◆ Request ◆
Reproduce every line of the listing below verbatim, keeping the original order.

◆ Records for the task ◆
########
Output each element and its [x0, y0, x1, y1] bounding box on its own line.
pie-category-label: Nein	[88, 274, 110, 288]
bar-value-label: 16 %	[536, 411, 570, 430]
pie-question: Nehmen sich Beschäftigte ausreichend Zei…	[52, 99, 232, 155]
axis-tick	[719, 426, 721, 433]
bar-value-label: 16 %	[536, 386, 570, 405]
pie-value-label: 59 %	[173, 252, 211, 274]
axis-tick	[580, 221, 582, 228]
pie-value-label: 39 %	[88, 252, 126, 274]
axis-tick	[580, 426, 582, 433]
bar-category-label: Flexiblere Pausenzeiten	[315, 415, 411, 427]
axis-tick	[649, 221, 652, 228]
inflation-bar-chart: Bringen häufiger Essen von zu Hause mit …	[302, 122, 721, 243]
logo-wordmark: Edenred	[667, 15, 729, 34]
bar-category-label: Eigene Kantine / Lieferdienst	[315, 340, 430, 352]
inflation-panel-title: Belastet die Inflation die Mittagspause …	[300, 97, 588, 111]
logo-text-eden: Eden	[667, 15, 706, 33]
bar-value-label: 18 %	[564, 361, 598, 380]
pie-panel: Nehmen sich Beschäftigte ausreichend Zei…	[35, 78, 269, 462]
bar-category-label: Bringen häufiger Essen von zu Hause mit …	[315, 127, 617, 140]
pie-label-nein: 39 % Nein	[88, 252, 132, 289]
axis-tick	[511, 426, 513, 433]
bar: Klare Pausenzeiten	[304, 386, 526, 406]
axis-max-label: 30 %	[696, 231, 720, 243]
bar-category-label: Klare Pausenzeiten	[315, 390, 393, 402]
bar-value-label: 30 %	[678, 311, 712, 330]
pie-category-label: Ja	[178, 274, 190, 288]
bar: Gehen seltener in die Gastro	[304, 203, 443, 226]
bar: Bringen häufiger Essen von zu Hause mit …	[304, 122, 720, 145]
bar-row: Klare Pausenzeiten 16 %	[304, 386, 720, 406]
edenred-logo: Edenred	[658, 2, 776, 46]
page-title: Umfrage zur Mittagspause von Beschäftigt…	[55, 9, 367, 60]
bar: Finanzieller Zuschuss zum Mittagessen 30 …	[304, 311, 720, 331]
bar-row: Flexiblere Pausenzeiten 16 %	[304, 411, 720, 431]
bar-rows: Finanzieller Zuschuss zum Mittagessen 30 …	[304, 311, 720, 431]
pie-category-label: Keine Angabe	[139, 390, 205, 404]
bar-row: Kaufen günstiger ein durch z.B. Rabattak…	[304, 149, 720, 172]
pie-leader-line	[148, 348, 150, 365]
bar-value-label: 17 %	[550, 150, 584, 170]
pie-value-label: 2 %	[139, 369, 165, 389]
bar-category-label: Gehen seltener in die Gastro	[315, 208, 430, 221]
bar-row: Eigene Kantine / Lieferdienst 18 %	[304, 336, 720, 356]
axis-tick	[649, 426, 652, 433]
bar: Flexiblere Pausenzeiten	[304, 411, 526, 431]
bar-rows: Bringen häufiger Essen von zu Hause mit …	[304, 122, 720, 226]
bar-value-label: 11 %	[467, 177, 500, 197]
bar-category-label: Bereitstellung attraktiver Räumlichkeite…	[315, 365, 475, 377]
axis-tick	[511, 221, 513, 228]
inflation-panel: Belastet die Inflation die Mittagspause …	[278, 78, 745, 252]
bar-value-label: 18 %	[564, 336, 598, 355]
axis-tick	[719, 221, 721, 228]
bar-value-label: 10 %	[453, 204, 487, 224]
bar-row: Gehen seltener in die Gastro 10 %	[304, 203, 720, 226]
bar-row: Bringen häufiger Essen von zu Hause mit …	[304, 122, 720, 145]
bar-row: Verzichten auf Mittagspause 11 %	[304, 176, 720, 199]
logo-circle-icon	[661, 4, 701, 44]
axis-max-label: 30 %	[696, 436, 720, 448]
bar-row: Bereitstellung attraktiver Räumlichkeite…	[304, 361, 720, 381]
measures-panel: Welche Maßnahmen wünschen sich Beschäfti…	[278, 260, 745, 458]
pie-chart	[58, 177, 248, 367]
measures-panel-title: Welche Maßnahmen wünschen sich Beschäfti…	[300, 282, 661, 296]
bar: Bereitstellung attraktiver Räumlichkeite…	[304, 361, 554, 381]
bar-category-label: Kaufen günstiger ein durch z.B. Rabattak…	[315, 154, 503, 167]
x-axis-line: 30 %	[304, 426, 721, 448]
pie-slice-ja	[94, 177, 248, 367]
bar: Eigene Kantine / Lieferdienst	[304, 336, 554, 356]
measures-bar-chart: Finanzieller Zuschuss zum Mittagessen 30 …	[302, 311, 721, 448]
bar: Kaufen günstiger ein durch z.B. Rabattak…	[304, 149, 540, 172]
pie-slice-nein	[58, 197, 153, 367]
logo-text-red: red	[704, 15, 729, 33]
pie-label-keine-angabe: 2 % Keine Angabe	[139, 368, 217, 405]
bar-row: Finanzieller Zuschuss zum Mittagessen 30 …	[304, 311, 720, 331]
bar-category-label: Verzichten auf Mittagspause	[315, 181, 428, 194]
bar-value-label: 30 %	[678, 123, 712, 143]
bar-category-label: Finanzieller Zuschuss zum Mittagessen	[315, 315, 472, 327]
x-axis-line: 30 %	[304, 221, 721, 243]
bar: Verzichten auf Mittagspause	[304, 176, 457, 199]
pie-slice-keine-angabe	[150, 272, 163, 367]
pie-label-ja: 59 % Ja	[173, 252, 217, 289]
########
◆ Result ◆
Output each element and its [x0, y0, x1, y1] bounding box on its own line.
pie-category-label: Nein	[88, 274, 110, 288]
bar-value-label: 16 %	[536, 411, 570, 430]
pie-question: Nehmen sich Beschäftigte ausreichend Zei…	[52, 99, 232, 155]
axis-tick	[719, 426, 721, 433]
bar-value-label: 16 %	[536, 386, 570, 405]
pie-value-label: 59 %	[173, 252, 211, 274]
axis-tick	[580, 221, 582, 228]
pie-value-label: 39 %	[88, 252, 126, 274]
axis-tick	[580, 426, 582, 433]
bar-category-label: Flexiblere Pausenzeiten	[315, 415, 411, 427]
axis-tick	[649, 221, 652, 228]
inflation-bar-chart: Bringen häufiger Essen von zu Hause mit …	[302, 122, 721, 243]
logo-wordmark: Edenred	[667, 15, 729, 34]
bar-category-label: Eigene Kantine / Lieferdienst	[315, 340, 430, 352]
inflation-panel-title: Belastet die Inflation die Mittagspause …	[300, 97, 588, 111]
logo-text-eden: Eden	[667, 15, 706, 33]
bar-value-label: 18 %	[564, 361, 598, 380]
pie-panel: Nehmen sich Beschäftigte ausreichend Zei…	[35, 78, 269, 462]
bar-category-label: Bringen häufiger Essen von zu Hause mit …	[315, 127, 617, 140]
pie-label-nein: 39 % Nein	[88, 252, 132, 289]
axis-tick	[511, 426, 513, 433]
bar: Klare Pausenzeiten	[304, 386, 526, 406]
axis-max-label: 30 %	[696, 231, 720, 243]
bar-category-label: Klare Pausenzeiten	[315, 390, 393, 402]
bar-value-label: 30 %	[678, 311, 712, 330]
pie-category-label: Ja	[178, 274, 190, 288]
bar: Gehen seltener in die Gastro	[304, 203, 443, 226]
bar: Bringen häufiger Essen von zu Hause mit …	[304, 122, 720, 145]
bar-row: Klare Pausenzeiten 16 %	[304, 386, 720, 406]
edenred-logo: Edenred	[658, 2, 776, 46]
page-title: Umfrage zur Mittagspause von Beschäftigt…	[55, 9, 367, 60]
bar: Finanzieller Zuschuss zum Mittagessen 30 …	[304, 311, 720, 331]
bar-row: Flexiblere Pausenzeiten 16 %	[304, 411, 720, 431]
bar-rows: Finanzieller Zuschuss zum Mittagessen 30 …	[304, 311, 720, 431]
pie-category-label: Keine Angabe	[139, 390, 205, 404]
bar-row: Kaufen günstiger ein durch z.B. Rabattak…	[304, 149, 720, 172]
pie-leader-line	[148, 348, 150, 365]
bar-value-label: 17 %	[550, 150, 584, 170]
pie-value-label: 2 %	[139, 369, 165, 389]
bar-category-label: Gehen seltener in die Gastro	[315, 208, 430, 221]
bar-row: Eigene Kantine / Lieferdienst 18 %	[304, 336, 720, 356]
axis-tick	[649, 426, 652, 433]
bar: Flexiblere Pausenzeiten	[304, 411, 526, 431]
bar-rows: Bringen häufiger Essen von zu Hause mit …	[304, 122, 720, 226]
bar-value-label: 11 %	[467, 177, 500, 197]
bar-category-label: Bereitstellung attraktiver Räumlichkeite…	[315, 365, 475, 377]
axis-tick	[511, 221, 513, 228]
inflation-panel: Belastet die Inflation die Mittagspause …	[278, 78, 745, 252]
bar-value-label: 18 %	[564, 336, 598, 355]
axis-tick	[719, 221, 721, 228]
bar-value-label: 10 %	[453, 204, 487, 224]
bar-row: Gehen seltener in die Gastro 10 %	[304, 203, 720, 226]
bar-row: Bringen häufiger Essen von zu Hause mit …	[304, 122, 720, 145]
bar-row: Verzichten auf Mittagspause 11 %	[304, 176, 720, 199]
logo-circle-icon	[661, 4, 701, 44]
axis-max-label: 30 %	[696, 436, 720, 448]
bar-row: Bereitstellung attraktiver Räumlichkeite…	[304, 361, 720, 381]
measures-panel: Welche Maßnahmen wünschen sich Beschäfti…	[278, 260, 745, 458]
pie-chart	[58, 177, 248, 367]
measures-panel-title: Welche Maßnahmen wünschen sich Beschäfti…	[300, 282, 661, 296]
bar: Bereitstellung attraktiver Räumlichkeite…	[304, 361, 554, 381]
bar-category-label: Kaufen günstiger ein durch z.B. Rabattak…	[315, 154, 503, 167]
x-axis-line: 30 %	[304, 426, 721, 448]
pie-slice-ja	[94, 177, 248, 367]
bar: Eigene Kantine / Lieferdienst	[304, 336, 554, 356]
measures-bar-chart: Finanzieller Zuschuss zum Mittagessen 30 …	[302, 311, 721, 448]
bar: Kaufen günstiger ein durch z.B. Rabattak…	[304, 149, 540, 172]
pie-slice-nein	[58, 197, 153, 367]
logo-text-red: red	[704, 15, 729, 33]
pie-label-keine-angabe: 2 % Keine Angabe	[139, 368, 217, 405]
bar-row: Finanzieller Zuschuss zum Mittagessen 30 …	[304, 311, 720, 331]
bar-category-label: Verzichten auf Mittagspause	[315, 181, 428, 194]
bar-value-label: 30 %	[678, 123, 712, 143]
bar-category-label: Finanzieller Zuschuss zum Mittagessen	[315, 315, 472, 327]
x-axis-line: 30 %	[304, 221, 721, 243]
bar: Verzichten auf Mittagspause	[304, 176, 457, 199]
pie-slice-keine-angabe	[150, 272, 163, 367]
pie-label-ja: 59 % Ja	[173, 252, 217, 289]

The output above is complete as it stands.